▸ Given request 1:
Set down, word for word, the passage of the forum thread below from "If your in SD" up to and including "the ecaller. 8)".

# New way to call birds



## CaseyMack (Jan 18, 2013)

While hunting in Missouri last week I realized I may have accidentally discovered new goose calling technique. My MP3 player was sounding out a Snows on the Prairie track when 4 blues decided to give our spread a look. As they were 400 yards out and locking up my ecaller switched to a music track from mp3 (I apparently hit a misc button rather than playlist). Anyway, I couldn't find the remote in time and now birds were at 200 yards and really coming in hard. I thought "what the hell" and let um keep coming. They finished in the hole and my buddy and I cleaned up all 4 with Cold Play's " viva la vida." Just wondering what a little ACDC "Highway to Hell" or maybe some country music may do? May be on to something here :lol:


----------



## sdkylesd (Feb 23, 2012)

Had a groups of 4 juvies decoy to 20 yards today and a bunch of others working with our red four wheeler and us standing outside our blinds right by it


----------



## CaseyMack (Jan 18, 2013)

Gotta love dumb birds with tunnel vision. Heading out for a few days Wednesday. Hopefully more of those around!


----------



## sdkylesd (Feb 23, 2012)

If your in SD Wednesday that wind sounds nasty close to 30mph with stronger gusts


----------



## the professor (Oct 13, 2006)

I shot 2 ross last spring while Rage Against the Machine's "bulls on parade" was blaring on the ecaller. 8)


----------

▸ Given request 2:
Extract, without any change, the rows of data below from the first row up to and including the row containing "y-tick-label: 10 bbox=[32, 193, 48, 209]".

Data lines
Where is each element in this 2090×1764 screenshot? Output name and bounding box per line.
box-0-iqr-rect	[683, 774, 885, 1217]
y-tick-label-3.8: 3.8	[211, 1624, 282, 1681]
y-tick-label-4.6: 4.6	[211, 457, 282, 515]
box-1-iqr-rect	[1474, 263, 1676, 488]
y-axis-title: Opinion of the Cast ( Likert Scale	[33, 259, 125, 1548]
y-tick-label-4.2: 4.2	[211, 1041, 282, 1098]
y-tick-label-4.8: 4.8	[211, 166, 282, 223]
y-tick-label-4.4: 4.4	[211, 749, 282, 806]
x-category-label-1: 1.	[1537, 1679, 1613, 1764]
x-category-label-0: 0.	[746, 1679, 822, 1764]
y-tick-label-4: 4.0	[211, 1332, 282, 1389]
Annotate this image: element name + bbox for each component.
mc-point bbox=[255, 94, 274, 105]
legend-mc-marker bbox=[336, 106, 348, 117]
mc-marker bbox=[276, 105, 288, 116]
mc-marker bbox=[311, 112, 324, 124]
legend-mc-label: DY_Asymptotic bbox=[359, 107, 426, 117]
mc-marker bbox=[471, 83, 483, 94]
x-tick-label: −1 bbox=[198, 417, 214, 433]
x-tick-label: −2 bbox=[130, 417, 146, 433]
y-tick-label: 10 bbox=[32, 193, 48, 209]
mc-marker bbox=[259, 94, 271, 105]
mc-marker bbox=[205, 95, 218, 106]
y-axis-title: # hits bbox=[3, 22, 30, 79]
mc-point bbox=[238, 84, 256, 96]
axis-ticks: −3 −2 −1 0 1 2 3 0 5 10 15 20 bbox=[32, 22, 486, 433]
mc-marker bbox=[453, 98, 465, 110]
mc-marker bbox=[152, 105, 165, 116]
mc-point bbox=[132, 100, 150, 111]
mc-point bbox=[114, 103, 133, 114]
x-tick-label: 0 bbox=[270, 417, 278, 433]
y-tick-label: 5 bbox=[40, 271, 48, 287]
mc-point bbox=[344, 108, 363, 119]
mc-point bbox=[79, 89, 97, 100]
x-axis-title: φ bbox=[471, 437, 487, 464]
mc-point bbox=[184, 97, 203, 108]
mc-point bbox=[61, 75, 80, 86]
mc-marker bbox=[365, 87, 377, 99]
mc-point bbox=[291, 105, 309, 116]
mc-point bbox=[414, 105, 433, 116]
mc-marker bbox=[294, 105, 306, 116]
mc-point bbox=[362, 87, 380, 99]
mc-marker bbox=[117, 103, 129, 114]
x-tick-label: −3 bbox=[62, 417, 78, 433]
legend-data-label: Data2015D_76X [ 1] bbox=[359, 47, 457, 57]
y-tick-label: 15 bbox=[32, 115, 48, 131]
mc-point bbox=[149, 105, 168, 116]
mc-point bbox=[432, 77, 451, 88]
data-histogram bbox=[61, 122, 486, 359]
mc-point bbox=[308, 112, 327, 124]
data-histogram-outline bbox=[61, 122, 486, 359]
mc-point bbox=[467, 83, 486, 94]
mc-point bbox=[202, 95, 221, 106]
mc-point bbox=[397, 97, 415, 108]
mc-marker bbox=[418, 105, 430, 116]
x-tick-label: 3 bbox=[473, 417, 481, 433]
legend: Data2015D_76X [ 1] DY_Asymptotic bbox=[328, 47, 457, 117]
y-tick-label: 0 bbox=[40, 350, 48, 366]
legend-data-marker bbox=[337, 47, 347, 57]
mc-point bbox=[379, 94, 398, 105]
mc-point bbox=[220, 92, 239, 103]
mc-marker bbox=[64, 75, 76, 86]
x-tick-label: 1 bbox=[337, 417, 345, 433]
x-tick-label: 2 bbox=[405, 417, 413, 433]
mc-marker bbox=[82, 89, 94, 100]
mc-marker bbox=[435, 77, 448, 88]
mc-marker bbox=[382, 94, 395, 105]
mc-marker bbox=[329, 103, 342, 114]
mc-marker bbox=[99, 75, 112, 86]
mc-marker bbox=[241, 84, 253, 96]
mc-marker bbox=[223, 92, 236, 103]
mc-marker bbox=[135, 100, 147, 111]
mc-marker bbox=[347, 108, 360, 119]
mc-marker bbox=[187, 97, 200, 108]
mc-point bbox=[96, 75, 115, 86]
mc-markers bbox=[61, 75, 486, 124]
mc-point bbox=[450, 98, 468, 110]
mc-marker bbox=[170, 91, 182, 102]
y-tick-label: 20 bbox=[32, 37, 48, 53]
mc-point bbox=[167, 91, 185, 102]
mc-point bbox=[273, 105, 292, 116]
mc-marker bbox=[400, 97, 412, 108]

▸ Worked answer 1:
If your in SD Wednesday that wind sounds nasty close to 30mph with stronger gusts


----------



## the professor (Oct 13, 2006)

I shot 2 ross last spring while Rage Against the Machine's "bulls on parade" was blaring on the ecaller. 8)

▸ Worked answer 2:
Where is each element in this 2090×1764 screenshot? Output name and bounding box per line.
box-0-iqr-rect	[683, 774, 885, 1217]
y-tick-label-3.8: 3.8	[211, 1624, 282, 1681]
y-tick-label-4.6: 4.6	[211, 457, 282, 515]
box-1-iqr-rect	[1474, 263, 1676, 488]
y-axis-title: Opinion of the Cast ( Likert Scale	[33, 259, 125, 1548]
y-tick-label-4.2: 4.2	[211, 1041, 282, 1098]
y-tick-label-4.8: 4.8	[211, 166, 282, 223]
y-tick-label-4.4: 4.4	[211, 749, 282, 806]
x-category-label-1: 1.	[1537, 1679, 1613, 1764]
x-category-label-0: 0.	[746, 1679, 822, 1764]
y-tick-label-4: 4.0	[211, 1332, 282, 1389]
Annotate this image: element name + bbox for each component.
mc-point bbox=[255, 94, 274, 105]
legend-mc-marker bbox=[336, 106, 348, 117]
mc-marker bbox=[276, 105, 288, 116]
mc-marker bbox=[311, 112, 324, 124]
legend-mc-label: DY_Asymptotic bbox=[359, 107, 426, 117]
mc-marker bbox=[471, 83, 483, 94]
x-tick-label: −1 bbox=[198, 417, 214, 433]
x-tick-label: −2 bbox=[130, 417, 146, 433]
y-tick-label: 10 bbox=[32, 193, 48, 209]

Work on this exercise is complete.